_CHALLENGE_
Keep only those lines of the records that include the string "Atlantiques".
--- START AVAILABLE DATA ---
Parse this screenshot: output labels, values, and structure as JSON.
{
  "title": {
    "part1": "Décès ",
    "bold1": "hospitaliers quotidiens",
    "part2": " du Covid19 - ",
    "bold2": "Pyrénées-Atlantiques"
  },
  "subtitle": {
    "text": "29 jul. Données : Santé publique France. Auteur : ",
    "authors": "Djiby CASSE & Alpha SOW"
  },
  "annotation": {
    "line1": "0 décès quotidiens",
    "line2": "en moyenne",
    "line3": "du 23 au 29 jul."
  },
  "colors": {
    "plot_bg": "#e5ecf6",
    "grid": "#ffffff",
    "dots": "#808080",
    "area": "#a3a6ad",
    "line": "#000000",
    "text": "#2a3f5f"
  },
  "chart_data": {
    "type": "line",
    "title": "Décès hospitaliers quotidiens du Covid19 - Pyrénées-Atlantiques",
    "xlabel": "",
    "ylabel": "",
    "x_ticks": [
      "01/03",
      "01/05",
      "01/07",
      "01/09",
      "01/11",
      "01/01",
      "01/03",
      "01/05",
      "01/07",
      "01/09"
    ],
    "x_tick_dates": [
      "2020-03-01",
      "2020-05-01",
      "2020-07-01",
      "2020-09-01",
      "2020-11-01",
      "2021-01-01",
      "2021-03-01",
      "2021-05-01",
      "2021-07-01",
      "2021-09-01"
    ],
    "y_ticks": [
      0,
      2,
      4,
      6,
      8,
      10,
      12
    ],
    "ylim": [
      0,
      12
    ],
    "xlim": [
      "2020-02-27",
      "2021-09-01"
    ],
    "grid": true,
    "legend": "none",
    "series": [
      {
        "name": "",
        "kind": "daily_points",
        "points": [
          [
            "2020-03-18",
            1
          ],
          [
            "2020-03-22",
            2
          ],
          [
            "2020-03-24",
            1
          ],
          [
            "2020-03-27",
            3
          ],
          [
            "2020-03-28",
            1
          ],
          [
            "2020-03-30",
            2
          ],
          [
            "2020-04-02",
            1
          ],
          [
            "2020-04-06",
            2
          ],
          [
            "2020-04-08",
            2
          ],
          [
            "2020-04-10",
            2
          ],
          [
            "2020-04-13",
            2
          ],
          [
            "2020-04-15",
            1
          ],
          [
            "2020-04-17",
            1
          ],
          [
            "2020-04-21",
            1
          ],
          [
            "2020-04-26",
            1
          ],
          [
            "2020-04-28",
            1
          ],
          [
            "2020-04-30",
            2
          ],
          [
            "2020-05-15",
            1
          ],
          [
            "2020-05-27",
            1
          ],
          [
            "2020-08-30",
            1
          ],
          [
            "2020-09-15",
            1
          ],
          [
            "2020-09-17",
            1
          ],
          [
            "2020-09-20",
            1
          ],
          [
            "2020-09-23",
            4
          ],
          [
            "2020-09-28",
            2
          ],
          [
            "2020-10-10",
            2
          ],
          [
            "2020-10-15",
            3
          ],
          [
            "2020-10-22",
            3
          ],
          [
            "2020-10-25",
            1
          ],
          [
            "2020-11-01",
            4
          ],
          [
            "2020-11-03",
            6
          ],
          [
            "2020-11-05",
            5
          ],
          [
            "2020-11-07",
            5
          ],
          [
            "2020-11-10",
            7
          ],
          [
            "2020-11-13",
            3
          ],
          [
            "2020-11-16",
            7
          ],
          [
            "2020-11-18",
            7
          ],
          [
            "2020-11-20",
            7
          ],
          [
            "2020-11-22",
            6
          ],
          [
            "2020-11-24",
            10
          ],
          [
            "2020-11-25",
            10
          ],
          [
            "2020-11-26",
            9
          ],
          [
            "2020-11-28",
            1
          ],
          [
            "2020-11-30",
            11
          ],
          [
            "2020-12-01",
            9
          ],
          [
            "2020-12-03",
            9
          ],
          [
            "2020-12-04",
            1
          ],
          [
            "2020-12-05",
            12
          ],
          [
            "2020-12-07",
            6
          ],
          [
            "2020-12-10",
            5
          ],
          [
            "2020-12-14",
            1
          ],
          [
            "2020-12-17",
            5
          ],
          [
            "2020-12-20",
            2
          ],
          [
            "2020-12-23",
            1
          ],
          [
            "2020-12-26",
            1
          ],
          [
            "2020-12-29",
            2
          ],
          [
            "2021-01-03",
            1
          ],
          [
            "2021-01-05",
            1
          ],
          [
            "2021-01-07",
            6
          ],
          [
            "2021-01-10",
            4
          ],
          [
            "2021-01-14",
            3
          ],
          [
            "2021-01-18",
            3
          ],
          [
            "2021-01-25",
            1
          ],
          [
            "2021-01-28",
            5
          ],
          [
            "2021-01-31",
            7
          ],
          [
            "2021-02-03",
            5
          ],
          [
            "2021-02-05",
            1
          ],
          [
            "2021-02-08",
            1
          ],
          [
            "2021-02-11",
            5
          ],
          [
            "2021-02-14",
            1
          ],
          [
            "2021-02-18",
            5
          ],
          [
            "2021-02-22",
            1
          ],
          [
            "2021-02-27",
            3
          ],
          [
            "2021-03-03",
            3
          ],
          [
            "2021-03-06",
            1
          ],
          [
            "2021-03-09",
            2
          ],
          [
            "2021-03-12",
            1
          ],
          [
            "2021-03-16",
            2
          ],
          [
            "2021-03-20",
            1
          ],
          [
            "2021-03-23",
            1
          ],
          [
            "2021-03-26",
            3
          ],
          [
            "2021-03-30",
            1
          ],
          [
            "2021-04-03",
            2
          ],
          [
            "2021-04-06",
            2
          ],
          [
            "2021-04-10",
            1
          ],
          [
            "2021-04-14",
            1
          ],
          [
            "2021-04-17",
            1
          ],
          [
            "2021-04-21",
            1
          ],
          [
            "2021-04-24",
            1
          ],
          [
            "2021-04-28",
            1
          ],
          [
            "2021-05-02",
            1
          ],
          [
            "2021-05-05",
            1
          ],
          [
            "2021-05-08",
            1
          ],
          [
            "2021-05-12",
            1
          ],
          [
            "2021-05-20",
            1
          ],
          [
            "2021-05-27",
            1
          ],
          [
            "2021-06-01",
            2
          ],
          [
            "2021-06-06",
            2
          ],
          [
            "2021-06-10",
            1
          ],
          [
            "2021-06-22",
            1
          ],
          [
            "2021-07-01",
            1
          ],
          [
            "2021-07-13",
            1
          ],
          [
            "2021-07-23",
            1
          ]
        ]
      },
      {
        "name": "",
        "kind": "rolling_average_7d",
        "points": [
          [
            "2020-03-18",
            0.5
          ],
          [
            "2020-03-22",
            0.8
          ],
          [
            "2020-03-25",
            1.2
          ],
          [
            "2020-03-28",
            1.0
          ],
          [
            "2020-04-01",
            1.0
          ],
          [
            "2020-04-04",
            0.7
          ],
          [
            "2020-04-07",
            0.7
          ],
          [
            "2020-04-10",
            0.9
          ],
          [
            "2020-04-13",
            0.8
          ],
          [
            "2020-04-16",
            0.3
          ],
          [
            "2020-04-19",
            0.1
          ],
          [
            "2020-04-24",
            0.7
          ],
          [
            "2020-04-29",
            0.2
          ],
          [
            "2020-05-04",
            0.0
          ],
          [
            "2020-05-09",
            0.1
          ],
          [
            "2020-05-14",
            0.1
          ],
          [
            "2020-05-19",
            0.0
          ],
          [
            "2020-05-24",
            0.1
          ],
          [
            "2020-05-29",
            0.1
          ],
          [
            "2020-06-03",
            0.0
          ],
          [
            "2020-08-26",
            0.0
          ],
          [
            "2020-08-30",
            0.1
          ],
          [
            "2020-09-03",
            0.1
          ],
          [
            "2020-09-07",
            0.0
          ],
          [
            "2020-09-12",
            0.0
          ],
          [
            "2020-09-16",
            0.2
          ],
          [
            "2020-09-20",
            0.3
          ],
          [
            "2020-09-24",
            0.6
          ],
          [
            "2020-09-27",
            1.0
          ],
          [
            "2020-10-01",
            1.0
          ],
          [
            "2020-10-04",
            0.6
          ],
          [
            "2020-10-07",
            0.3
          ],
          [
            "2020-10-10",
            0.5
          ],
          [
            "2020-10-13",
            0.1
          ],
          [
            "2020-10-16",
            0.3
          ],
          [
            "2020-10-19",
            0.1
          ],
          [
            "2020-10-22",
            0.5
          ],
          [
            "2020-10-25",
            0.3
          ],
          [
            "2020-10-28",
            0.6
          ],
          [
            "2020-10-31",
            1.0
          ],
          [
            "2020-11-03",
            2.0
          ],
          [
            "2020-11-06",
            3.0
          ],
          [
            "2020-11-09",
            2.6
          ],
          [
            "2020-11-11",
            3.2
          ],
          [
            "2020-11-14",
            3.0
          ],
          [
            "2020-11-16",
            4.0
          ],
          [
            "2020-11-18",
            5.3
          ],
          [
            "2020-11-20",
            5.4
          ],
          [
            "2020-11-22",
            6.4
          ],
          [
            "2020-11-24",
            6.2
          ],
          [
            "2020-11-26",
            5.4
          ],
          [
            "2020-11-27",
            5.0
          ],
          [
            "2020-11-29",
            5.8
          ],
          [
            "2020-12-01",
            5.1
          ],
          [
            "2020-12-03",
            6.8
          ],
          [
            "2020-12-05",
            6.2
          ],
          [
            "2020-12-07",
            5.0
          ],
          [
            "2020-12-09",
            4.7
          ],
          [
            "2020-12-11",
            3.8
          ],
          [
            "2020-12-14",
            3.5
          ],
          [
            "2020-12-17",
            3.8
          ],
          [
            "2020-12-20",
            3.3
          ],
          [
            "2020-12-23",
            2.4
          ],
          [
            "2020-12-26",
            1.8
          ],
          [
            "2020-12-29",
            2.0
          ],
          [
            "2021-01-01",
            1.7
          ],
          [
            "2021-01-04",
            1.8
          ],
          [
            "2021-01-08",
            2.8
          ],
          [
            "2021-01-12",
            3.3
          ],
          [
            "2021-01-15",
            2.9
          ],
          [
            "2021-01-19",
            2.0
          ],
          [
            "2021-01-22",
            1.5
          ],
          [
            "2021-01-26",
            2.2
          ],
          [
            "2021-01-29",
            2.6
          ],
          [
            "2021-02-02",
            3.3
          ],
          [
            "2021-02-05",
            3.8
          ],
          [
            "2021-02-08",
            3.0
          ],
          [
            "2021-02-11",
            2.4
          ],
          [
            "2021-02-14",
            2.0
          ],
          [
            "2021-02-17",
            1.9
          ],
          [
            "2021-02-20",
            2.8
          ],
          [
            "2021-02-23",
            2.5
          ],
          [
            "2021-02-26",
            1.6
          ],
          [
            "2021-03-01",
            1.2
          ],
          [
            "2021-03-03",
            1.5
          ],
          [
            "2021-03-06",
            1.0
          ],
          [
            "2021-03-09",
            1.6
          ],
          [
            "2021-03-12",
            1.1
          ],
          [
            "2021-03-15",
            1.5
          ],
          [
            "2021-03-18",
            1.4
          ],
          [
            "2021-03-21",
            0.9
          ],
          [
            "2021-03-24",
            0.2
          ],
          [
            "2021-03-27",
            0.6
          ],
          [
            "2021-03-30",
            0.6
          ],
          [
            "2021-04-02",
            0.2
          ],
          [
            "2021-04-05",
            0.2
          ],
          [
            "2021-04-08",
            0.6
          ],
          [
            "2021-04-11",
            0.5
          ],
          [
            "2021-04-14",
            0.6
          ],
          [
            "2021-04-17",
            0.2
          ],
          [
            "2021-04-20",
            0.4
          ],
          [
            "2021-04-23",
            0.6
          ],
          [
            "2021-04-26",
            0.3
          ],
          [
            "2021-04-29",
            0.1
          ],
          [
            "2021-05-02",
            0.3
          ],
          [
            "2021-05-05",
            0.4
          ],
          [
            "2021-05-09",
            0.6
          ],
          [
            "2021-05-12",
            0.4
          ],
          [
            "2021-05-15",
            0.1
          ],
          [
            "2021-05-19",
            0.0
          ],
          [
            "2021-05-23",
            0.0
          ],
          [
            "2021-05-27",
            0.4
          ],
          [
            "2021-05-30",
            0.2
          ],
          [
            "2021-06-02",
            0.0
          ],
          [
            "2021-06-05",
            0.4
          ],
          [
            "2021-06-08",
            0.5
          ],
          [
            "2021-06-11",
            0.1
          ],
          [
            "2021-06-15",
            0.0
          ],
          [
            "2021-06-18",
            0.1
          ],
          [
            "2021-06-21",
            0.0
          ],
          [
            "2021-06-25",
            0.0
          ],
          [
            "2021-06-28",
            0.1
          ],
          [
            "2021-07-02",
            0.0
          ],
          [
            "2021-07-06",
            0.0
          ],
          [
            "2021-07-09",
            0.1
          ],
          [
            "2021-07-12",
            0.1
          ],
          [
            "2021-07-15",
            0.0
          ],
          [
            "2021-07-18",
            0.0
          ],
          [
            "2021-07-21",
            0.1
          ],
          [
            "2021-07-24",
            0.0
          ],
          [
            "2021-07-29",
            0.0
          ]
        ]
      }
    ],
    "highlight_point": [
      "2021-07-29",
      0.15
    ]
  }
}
--- END AVAILABLE DATA ---
_ANSWER TO THE PROBLEM_
    "bold2": "Pyrénées-Atlantiques"
    "title": "Décès hospitaliers quotidiens du Covid19 - Pyrénées-Atlantiques",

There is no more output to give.